INSTRUCTIONS FOR THE TASK >> Can you find the lines of the listing that include "JSON" and copy every one?

[Dataset listings of figures]
____________

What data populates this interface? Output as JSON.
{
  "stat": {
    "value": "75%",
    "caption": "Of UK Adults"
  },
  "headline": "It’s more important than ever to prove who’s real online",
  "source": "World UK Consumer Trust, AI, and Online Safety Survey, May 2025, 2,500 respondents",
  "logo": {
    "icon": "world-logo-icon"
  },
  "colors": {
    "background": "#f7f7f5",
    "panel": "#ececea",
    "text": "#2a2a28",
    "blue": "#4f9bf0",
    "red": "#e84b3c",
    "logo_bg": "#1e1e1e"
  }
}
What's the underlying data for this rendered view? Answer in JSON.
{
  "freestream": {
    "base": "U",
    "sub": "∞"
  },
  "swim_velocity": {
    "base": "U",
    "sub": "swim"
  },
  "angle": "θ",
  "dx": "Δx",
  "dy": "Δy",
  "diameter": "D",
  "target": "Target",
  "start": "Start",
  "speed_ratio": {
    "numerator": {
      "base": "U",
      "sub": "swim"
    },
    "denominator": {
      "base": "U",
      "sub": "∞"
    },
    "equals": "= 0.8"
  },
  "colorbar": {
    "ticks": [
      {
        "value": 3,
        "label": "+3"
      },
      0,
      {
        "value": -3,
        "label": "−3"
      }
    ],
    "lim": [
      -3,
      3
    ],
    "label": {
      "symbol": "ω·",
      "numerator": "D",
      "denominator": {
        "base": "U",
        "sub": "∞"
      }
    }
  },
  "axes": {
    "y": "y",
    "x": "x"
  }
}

____________

RESPONSE BELOW >>
What data populates this interface? Output as JSON.
What's the underlying data for this rendered view? Answer in JSON.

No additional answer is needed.